--- DATA FOR THIS TASK ---
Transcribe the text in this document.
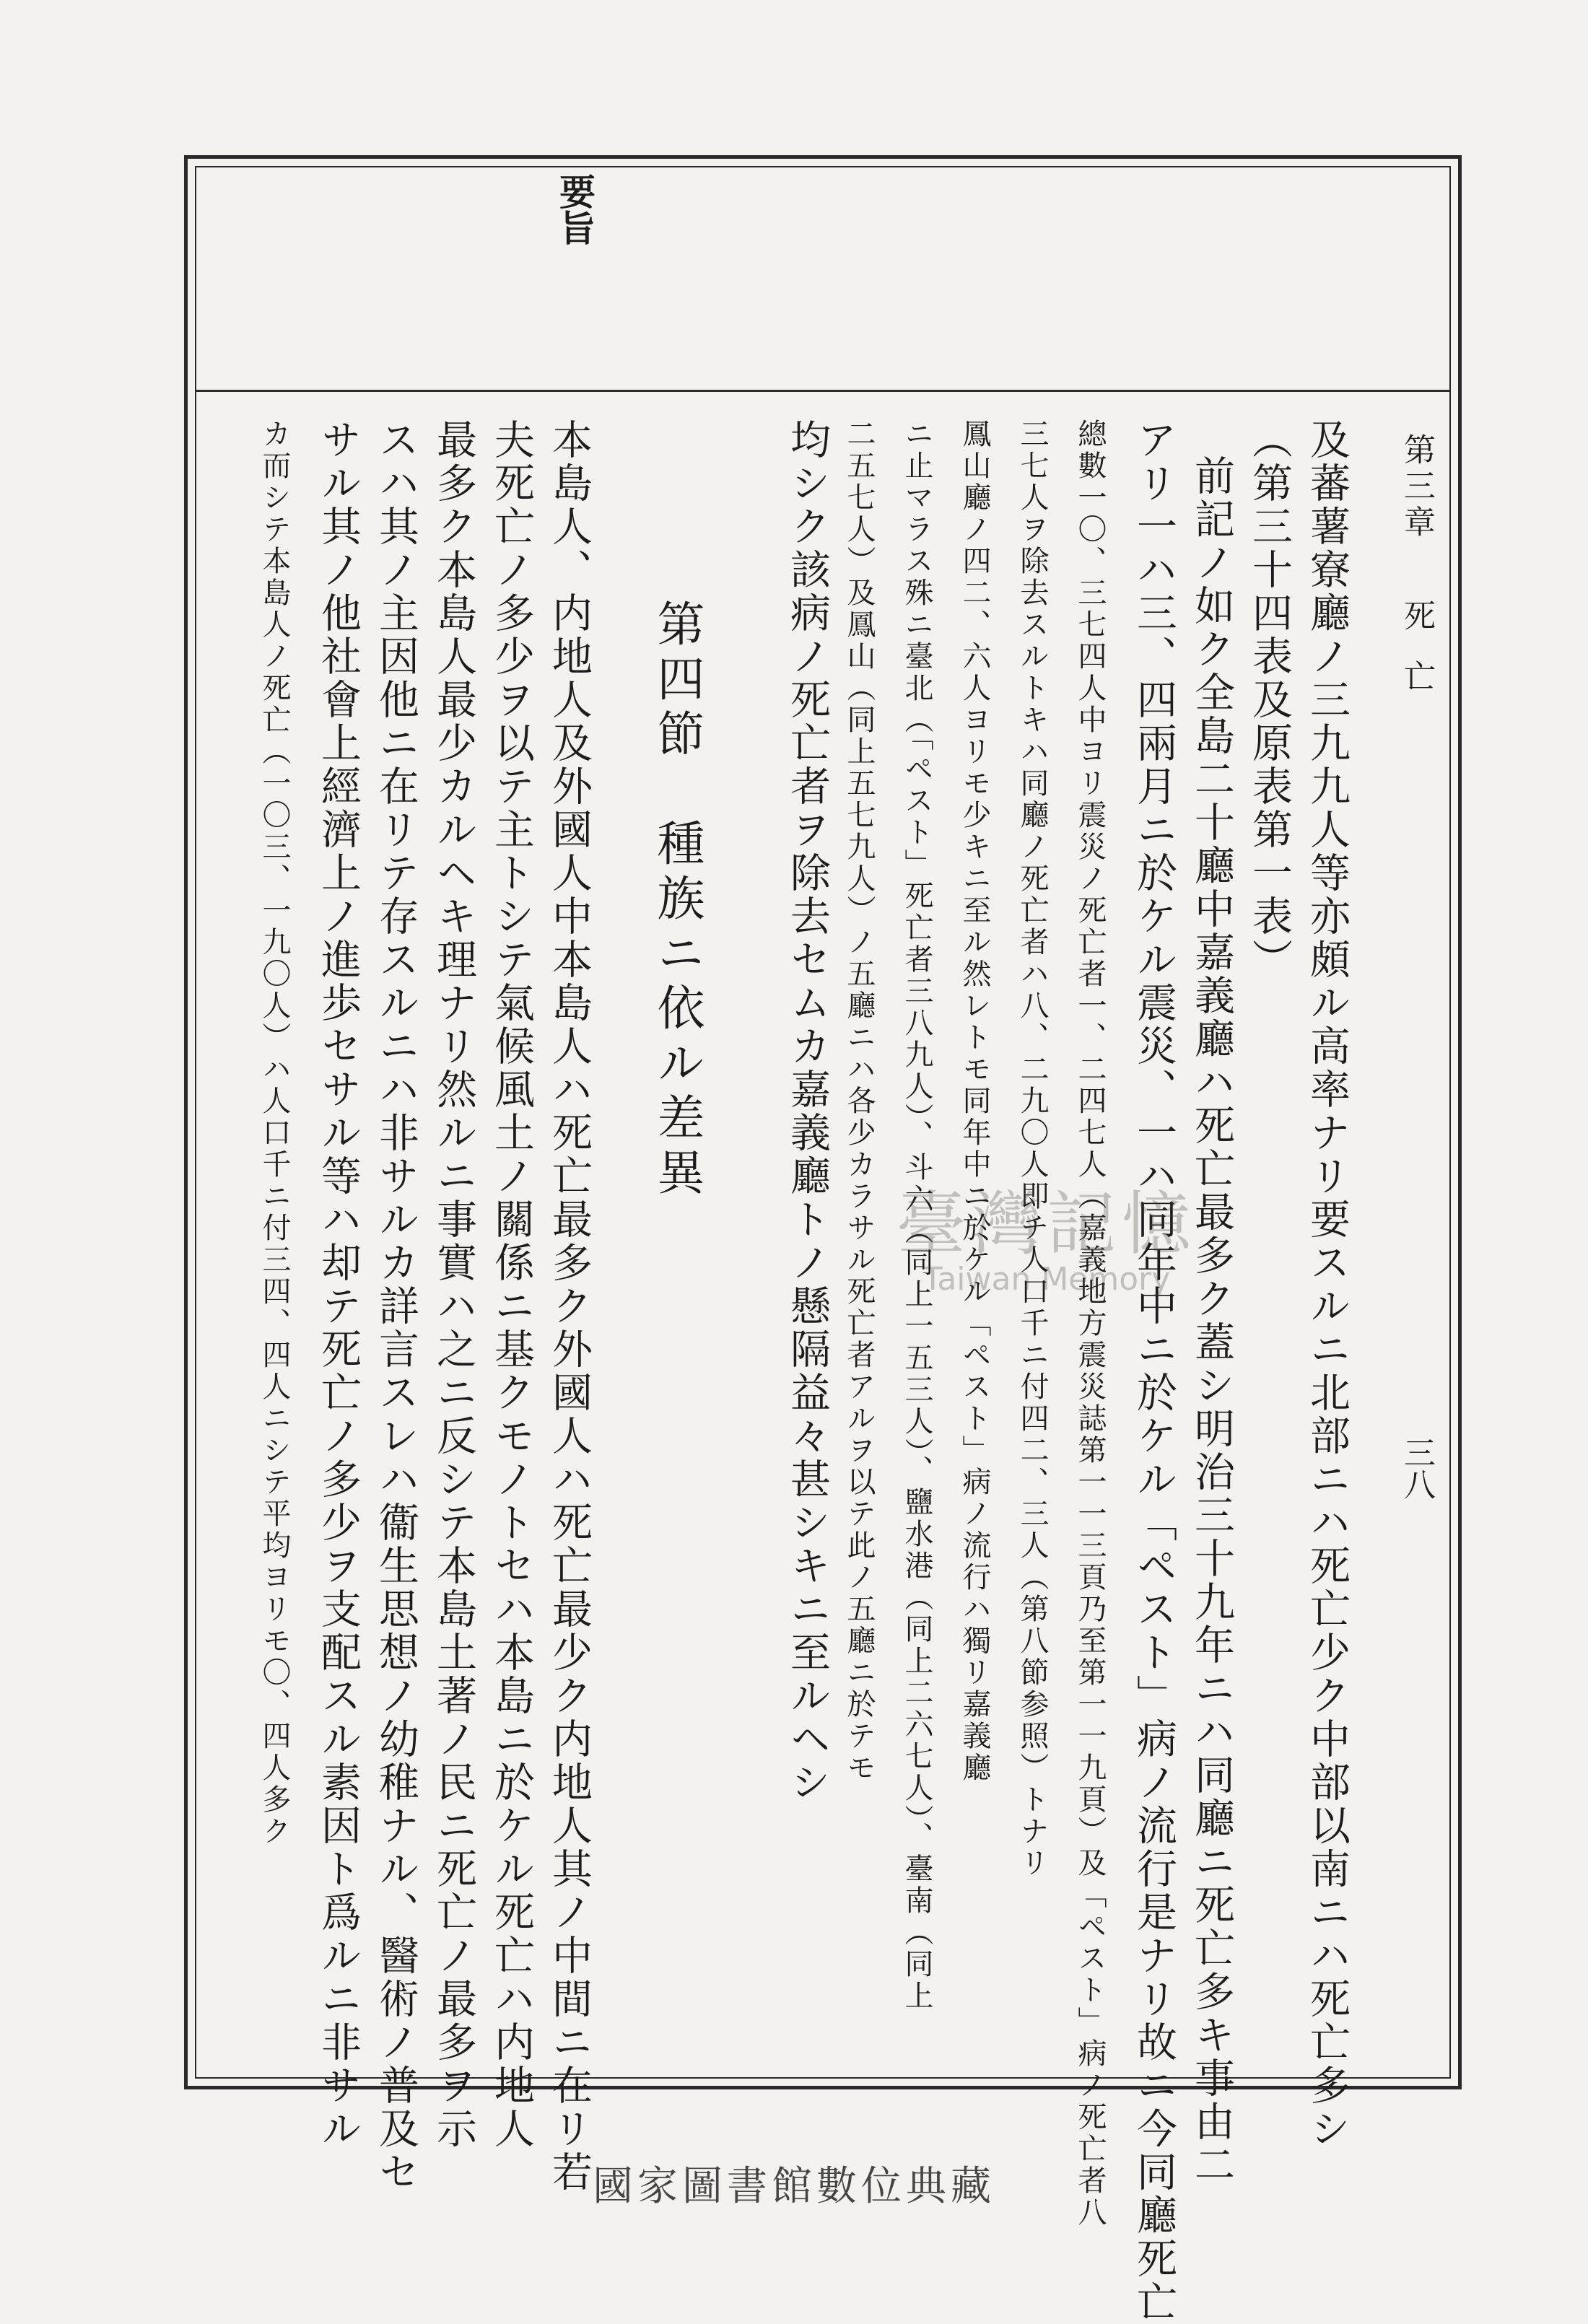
要旨
第三章
死亡
三八
及蕃薯寮廳ノ三九九人等亦頗ル高率ナリ要スルニ北部ニハ死亡少ク中部以南ニハ死亡多シ
（第三十四表及原表第一表）
前記ノ如ク全島二十廳中嘉義廳ハ死亡最多ク蓋シ明治三十九年ニハ同廳ニ死亡多キ事由二
アリ一ハ三、四兩月ニ於ケル震災、一ハ同年中ニ於ケル「ペスト」病ノ流行是ナリ故ニ今同廳死亡
總數一〇、三七四人中ヨリ震災ノ死亡者一、二四七人（嘉義地方震災誌第一一三頁乃至第一一九頁）及「ペスト」病ノ死亡者八
三七人ヲ除去スルトキハ同廳ノ死亡者ハ八、二九〇人即チ人口千ニ付四二、三人（第八節参照）トナリ
鳳山廳ノ四二、六人ヨリモ少キニ至ル然レトモ同年中ニ於ケル「ペスト」病ノ流行ハ獨リ嘉義廳
ニ止マラス殊ニ臺北（「ペスト」死亡者三八九人）、斗六（同上一五三人）、鹽水港（同上二六七人）、臺南（同上
二五七人）及鳳山（同上五七九人）ノ五廳ニハ各少カラサル死亡者アルヲ以テ此ノ五廳ニ於テモ
均シク該病ノ死亡者ヲ除去セムカ嘉義廳トノ懸隔益々甚シキニ至ルヘシ
第四節　種族ニ依ル差異
本島人、内地人及外國人中本島人ハ死亡最多ク外國人ハ死亡最少ク内地人其ノ中間ニ在リ若
夫死亡ノ多少ヲ以テ主トシテ氣候風土ノ關係ニ基クモノトセハ本島ニ於ケル死亡ハ内地人
最多ク本島人最少カルヘキ理ナリ然ルニ事實ハ之ニ反シテ本島土著ノ民ニ死亡ノ最多ヲ示
スハ其ノ主因他ニ在リテ存スルニハ非サルカ詳言スレハ衞生思想ノ幼稚ナル、醫術ノ普及セ
サル其ノ他社會上經濟上ノ進歩セサル等ハ却テ死亡ノ多少ヲ支配スル素因ト爲ルニ非サル
カ而シテ本島人ノ死亡（一〇三、一九〇人）ハ人口千ニ付三四、四人ニシテ平均ヨリモ〇、四人多ク	臺灣記憶
Taiwan Memory
國家圖書館數位典藏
---
* GOAL
Write out the whole listing again, exactly, with no pictures.

* WRITTEN ANSWER
Transcribe the text in this document.
要旨
第三章
死亡
三八
及蕃薯寮廳ノ三九九人等亦頗ル高率ナリ要スルニ北部ニハ死亡少ク中部以南ニハ死亡多シ
（第三十四表及原表第一表）
前記ノ如ク全島二十廳中嘉義廳ハ死亡最多ク蓋シ明治三十九年ニハ同廳ニ死亡多キ事由二
アリ一ハ三、四兩月ニ於ケル震災、一ハ同年中ニ於ケル「ペスト」病ノ流行是ナリ故ニ今同廳死亡
總數一〇、三七四人中ヨリ震災ノ死亡者一、二四七人（嘉義地方震災誌第一一三頁乃至第一一九頁）及「ペスト」病ノ死亡者八
三七人ヲ除去スルトキハ同廳ノ死亡者ハ八、二九〇人即チ人口千ニ付四二、三人（第八節参照）トナリ
鳳山廳ノ四二、六人ヨリモ少キニ至ル然レトモ同年中ニ於ケル「ペスト」病ノ流行ハ獨リ嘉義廳
ニ止マラス殊ニ臺北（「ペスト」死亡者三八九人）、斗六（同上一五三人）、鹽水港（同上二六七人）、臺南（同上
二五七人）及鳳山（同上五七九人）ノ五廳ニハ各少カラサル死亡者アルヲ以テ此ノ五廳ニ於テモ
均シク該病ノ死亡者ヲ除去セムカ嘉義廳トノ懸隔益々甚シキニ至ルヘシ
第四節　種族ニ依ル差異
本島人、内地人及外國人中本島人ハ死亡最多ク外國人ハ死亡最少ク内地人其ノ中間ニ在リ若
夫死亡ノ多少ヲ以テ主トシテ氣候風土ノ關係ニ基クモノトセハ本島ニ於ケル死亡ハ内地人
最多ク本島人最少カルヘキ理ナリ然ルニ事實ハ之ニ反シテ本島土著ノ民ニ死亡ノ最多ヲ示
スハ其ノ主因他ニ在リテ存スルニハ非サルカ詳言スレハ衞生思想ノ幼稚ナル、醫術ノ普及セ
サル其ノ他社會上經濟上ノ進歩セサル等ハ却テ死亡ノ多少ヲ支配スル素因ト爲ルニ非サル
カ而シテ本島人ノ死亡（一〇三、一九〇人）ハ人口千ニ付三四、四人ニシテ平均ヨリモ〇、四人多ク	臺灣記憶
Taiwan Memory
國家圖書館數位典藏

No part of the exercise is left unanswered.